REQUIREMENTS —
Report the number of lines in the entries below that include the word "Time", and nothing else.

DATASET RECORDS —
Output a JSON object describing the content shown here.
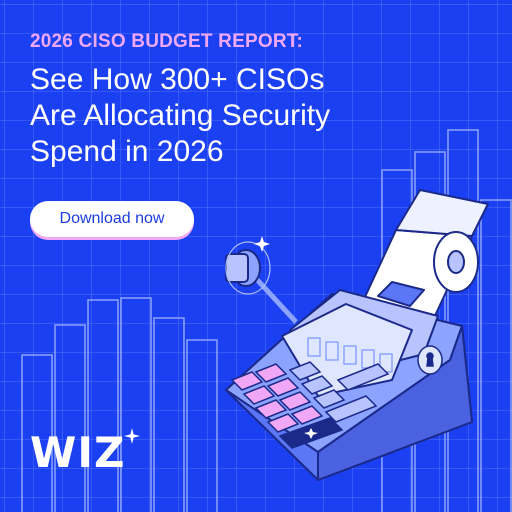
{
  "ad": {
    "eyebrow": "2026 CISO BUDGET REPORT:",
    "headline_lines": [
      "See How 300+ CISOs",
      "Are Allocating Security",
      "Spend in 2026"
    ],
    "cta_label": "Download now",
    "logo": "WIZ"
  },
  "colors": {
    "background": "#1b40f2",
    "eyebrow": "#f0a8f6",
    "headline": "#ffffff",
    "cta_bg": "#ffffff",
    "cta_text": "#1b3de0",
    "calculator_body": "#8ca3ff",
    "calculator_keys_pink": "#f0a8f6"
  },
  "illustration": {
    "subject": "adding-machine calculator with paper roll",
    "icons": [
      "sparkle-icon",
      "star-icon",
      "keyhole-icon"
    ]
  }
}
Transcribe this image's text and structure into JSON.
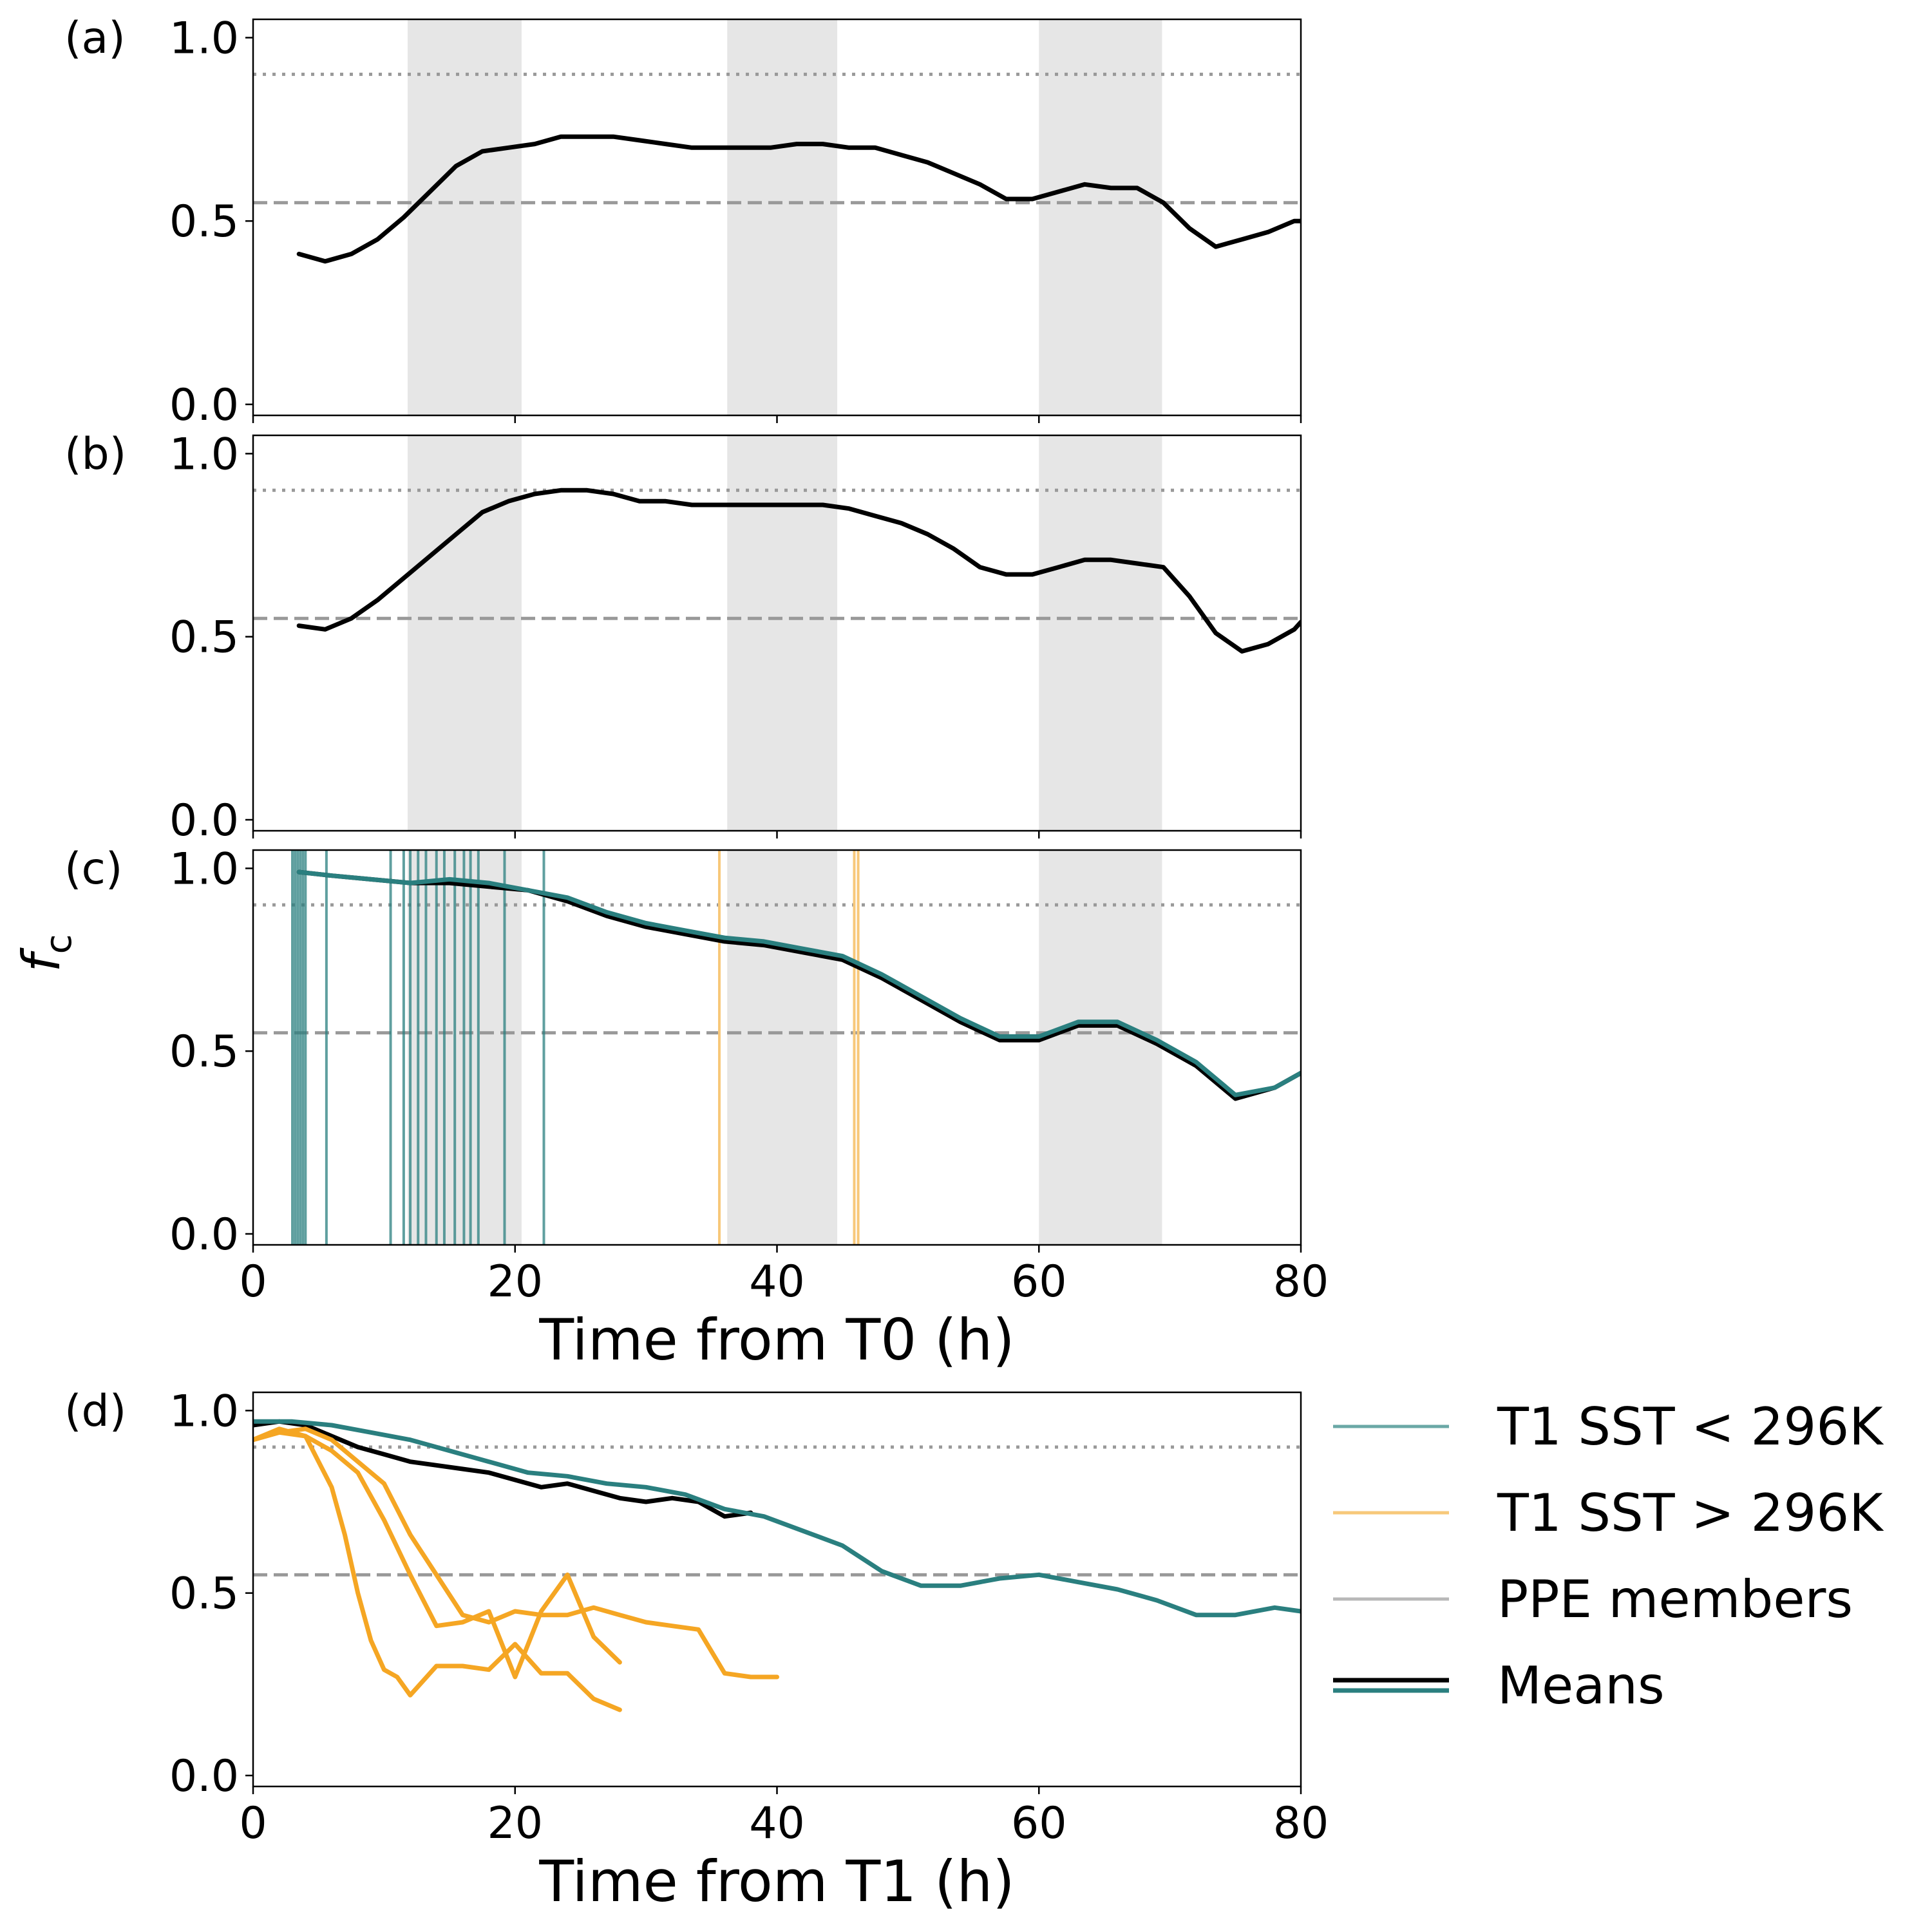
{
  "figure": {
    "ylabel_main": "f",
    "ylabel_sub": "c"
  },
  "chart_data": [
    {
      "panel_label": "(a)",
      "type": "line",
      "xlim": [
        0,
        80
      ],
      "ylim": [
        -0.03,
        1.05
      ],
      "yticks": [
        "0.0",
        "0.5",
        "1.0"
      ],
      "xticks": [],
      "xlabel": "",
      "grid": false,
      "night_bands_h": [
        [
          11.8,
          20.5
        ],
        [
          36.2,
          44.6
        ],
        [
          60,
          69.4
        ]
      ],
      "reference_lines": [
        {
          "style": "dotted",
          "y": 0.9
        },
        {
          "style": "dashed",
          "y": 0.55
        }
      ],
      "series": [
        {
          "role": "mean",
          "color": "#000000",
          "x": [
            3.5,
            5.5,
            7.5,
            9.5,
            11.5,
            13.5,
            15.5,
            17.5,
            19.5,
            21.5,
            23.5,
            25.5,
            27.5,
            29.5,
            31.5,
            33.5,
            35.5,
            37.5,
            39.5,
            41.5,
            43.5,
            45.5,
            47.5,
            49.5,
            51.5,
            53.5,
            55.5,
            57.5,
            59.5,
            61.5,
            63.5,
            65.5,
            67.5,
            69.5,
            71.5,
            73.5,
            75.5,
            77.5,
            79.5,
            80
          ],
          "y": [
            0.41,
            0.39,
            0.41,
            0.45,
            0.51,
            0.58,
            0.65,
            0.69,
            0.7,
            0.71,
            0.73,
            0.73,
            0.73,
            0.72,
            0.71,
            0.7,
            0.7,
            0.7,
            0.7,
            0.71,
            0.71,
            0.7,
            0.7,
            0.68,
            0.66,
            0.63,
            0.6,
            0.56,
            0.56,
            0.58,
            0.6,
            0.59,
            0.59,
            0.55,
            0.48,
            0.43,
            0.45,
            0.47,
            0.5,
            0.5
          ]
        }
      ]
    },
    {
      "panel_label": "(b)",
      "type": "line",
      "xlim": [
        0,
        80
      ],
      "ylim": [
        -0.03,
        1.05
      ],
      "yticks": [
        "0.0",
        "0.5",
        "1.0"
      ],
      "xticks": [],
      "xlabel": "",
      "grid": false,
      "night_bands_h": [
        [
          11.8,
          20.5
        ],
        [
          36.2,
          44.6
        ],
        [
          60,
          69.4
        ]
      ],
      "reference_lines": [
        {
          "style": "dotted",
          "y": 0.9
        },
        {
          "style": "dashed",
          "y": 0.55
        }
      ],
      "series": [
        {
          "role": "mean",
          "color": "#000000",
          "x": [
            3.5,
            5.5,
            7.5,
            9.5,
            11.5,
            13.5,
            15.5,
            17.5,
            19.5,
            21.5,
            23.5,
            25.5,
            27.5,
            29.5,
            31.5,
            33.5,
            35.5,
            37.5,
            39.5,
            41.5,
            43.5,
            45.5,
            47.5,
            49.5,
            51.5,
            53.5,
            55.5,
            57.5,
            59.5,
            61.5,
            63.5,
            65.5,
            67.5,
            69.5,
            71.5,
            73.5,
            75.5,
            77.5,
            79.5,
            80
          ],
          "y": [
            0.53,
            0.52,
            0.55,
            0.6,
            0.66,
            0.72,
            0.78,
            0.84,
            0.87,
            0.89,
            0.9,
            0.9,
            0.89,
            0.87,
            0.87,
            0.86,
            0.86,
            0.86,
            0.86,
            0.86,
            0.86,
            0.85,
            0.83,
            0.81,
            0.78,
            0.74,
            0.69,
            0.67,
            0.67,
            0.69,
            0.71,
            0.71,
            0.7,
            0.69,
            0.61,
            0.51,
            0.46,
            0.48,
            0.52,
            0.54
          ]
        }
      ]
    },
    {
      "panel_label": "(c)",
      "type": "line",
      "xlim": [
        0,
        80
      ],
      "ylim": [
        -0.03,
        1.05
      ],
      "yticks": [
        "0.0",
        "0.5",
        "1.0"
      ],
      "xticks": [
        "0",
        "20",
        "40",
        "60",
        "80"
      ],
      "xlabel": "Time from T0 (h)",
      "grid": false,
      "night_bands_h": [
        [
          11.8,
          20.5
        ],
        [
          36.2,
          44.6
        ],
        [
          60,
          69.4
        ]
      ],
      "reference_lines": [
        {
          "style": "dotted",
          "y": 0.9
        },
        {
          "style": "dashed",
          "y": 0.55
        }
      ],
      "vertical_markers": {
        "teal_x": [
          3,
          3.2,
          3.4,
          3.6,
          3.8,
          4,
          5.6,
          10.5,
          11.5,
          12,
          12.6,
          13.2,
          14,
          14.6,
          15.4,
          16.1,
          16.6,
          17.2,
          19.2,
          22.2
        ],
        "orange_x": [
          35.6,
          45.9,
          46.2
        ]
      },
      "series": [
        {
          "role": "mean",
          "color": "#000000",
          "x": [
            3.5,
            6,
            9,
            12,
            15,
            18,
            21,
            24,
            27,
            30,
            33,
            36,
            39,
            42,
            45,
            48,
            51,
            54,
            57,
            60,
            63,
            66,
            69,
            72,
            75,
            78,
            80
          ],
          "y": [
            0.99,
            0.98,
            0.97,
            0.96,
            0.96,
            0.95,
            0.94,
            0.91,
            0.87,
            0.84,
            0.82,
            0.8,
            0.79,
            0.77,
            0.75,
            0.7,
            0.64,
            0.58,
            0.53,
            0.53,
            0.57,
            0.57,
            0.52,
            0.46,
            0.37,
            0.4,
            0.44
          ]
        },
        {
          "role": "teal mean",
          "color": "#2a7f7f",
          "x": [
            3.5,
            6,
            9,
            12,
            15,
            18,
            21,
            24,
            27,
            30,
            33,
            36,
            39,
            42,
            45,
            48,
            51,
            54,
            57,
            60,
            63,
            66,
            69,
            72,
            75,
            78,
            80
          ],
          "y": [
            0.99,
            0.98,
            0.97,
            0.96,
            0.97,
            0.96,
            0.94,
            0.92,
            0.88,
            0.85,
            0.83,
            0.81,
            0.8,
            0.78,
            0.76,
            0.71,
            0.65,
            0.59,
            0.54,
            0.54,
            0.58,
            0.58,
            0.53,
            0.47,
            0.38,
            0.4,
            0.44
          ]
        }
      ]
    },
    {
      "panel_label": "(d)",
      "type": "line",
      "xlim": [
        0,
        80
      ],
      "ylim": [
        -0.03,
        1.05
      ],
      "yticks": [
        "0.0",
        "0.5",
        "1.0"
      ],
      "xticks": [
        "0",
        "20",
        "40",
        "60",
        "80"
      ],
      "xlabel": "Time from T1 (h)",
      "grid": false,
      "reference_lines": [
        {
          "style": "dotted",
          "y": 0.9
        },
        {
          "style": "dashed",
          "y": 0.55
        }
      ],
      "legend": {
        "placement": "right, outside",
        "entries": [
          {
            "label": "T1 SST < 296K",
            "color": "#6aa8a6",
            "style": "single"
          },
          {
            "label": "T1 SST > 296K",
            "color": "#f7c87a",
            "style": "single"
          },
          {
            "label": "PPE members",
            "color": "#b8b8b8",
            "style": "single"
          },
          {
            "label": "Means",
            "color": "#000000",
            "color2": "#2a7f7f",
            "style": "double"
          }
        ]
      },
      "series": [
        {
          "role": "mean",
          "color": "#000000",
          "x": [
            0,
            2,
            4,
            6,
            8,
            10,
            12,
            14,
            16,
            18,
            20,
            22,
            24,
            26,
            28,
            30,
            32,
            34,
            36,
            38
          ],
          "y": [
            0.96,
            0.97,
            0.96,
            0.93,
            0.9,
            0.88,
            0.86,
            0.85,
            0.84,
            0.83,
            0.81,
            0.79,
            0.8,
            0.78,
            0.76,
            0.75,
            0.76,
            0.75,
            0.71,
            0.72
          ]
        },
        {
          "role": "teal mean",
          "color": "#2a7f7f",
          "x": [
            0,
            3,
            6,
            9,
            12,
            15,
            18,
            21,
            24,
            27,
            30,
            33,
            36,
            39,
            42,
            45,
            48,
            51,
            54,
            57,
            60,
            63,
            66,
            69,
            72,
            75,
            78,
            80
          ],
          "y": [
            0.97,
            0.97,
            0.96,
            0.94,
            0.92,
            0.89,
            0.86,
            0.83,
            0.82,
            0.8,
            0.79,
            0.77,
            0.73,
            0.71,
            0.67,
            0.63,
            0.56,
            0.52,
            0.52,
            0.54,
            0.55,
            0.53,
            0.51,
            0.48,
            0.44,
            0.44,
            0.46,
            0.45
          ]
        },
        {
          "role": "orange member",
          "color": "#f5a623",
          "x": [
            0,
            2,
            4,
            5,
            6,
            7,
            8,
            9,
            10,
            11,
            12,
            14,
            16,
            18,
            20,
            22,
            24,
            26,
            28
          ],
          "y": [
            0.92,
            0.95,
            0.93,
            0.86,
            0.79,
            0.66,
            0.5,
            0.37,
            0.29,
            0.27,
            0.22,
            0.3,
            0.3,
            0.29,
            0.36,
            0.28,
            0.28,
            0.21,
            0.18
          ]
        },
        {
          "role": "orange member",
          "color": "#f5a623",
          "x": [
            0,
            2,
            4,
            6,
            8,
            10,
            12,
            14,
            16,
            18,
            20,
            22,
            24,
            26,
            28
          ],
          "y": [
            0.92,
            0.94,
            0.93,
            0.89,
            0.83,
            0.7,
            0.55,
            0.41,
            0.42,
            0.45,
            0.27,
            0.45,
            0.55,
            0.38,
            0.31
          ]
        },
        {
          "role": "orange member",
          "color": "#f5a623",
          "x": [
            0,
            2,
            4,
            6,
            8,
            10,
            12,
            14,
            16,
            18,
            20,
            22,
            24,
            26,
            28,
            30,
            32,
            34,
            36,
            38,
            40
          ],
          "y": [
            0.92,
            0.94,
            0.95,
            0.92,
            0.86,
            0.8,
            0.66,
            0.55,
            0.44,
            0.42,
            0.45,
            0.44,
            0.44,
            0.46,
            0.44,
            0.42,
            0.41,
            0.4,
            0.28,
            0.27,
            0.27
          ]
        }
      ]
    }
  ]
}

SOLUTION BELOW —
2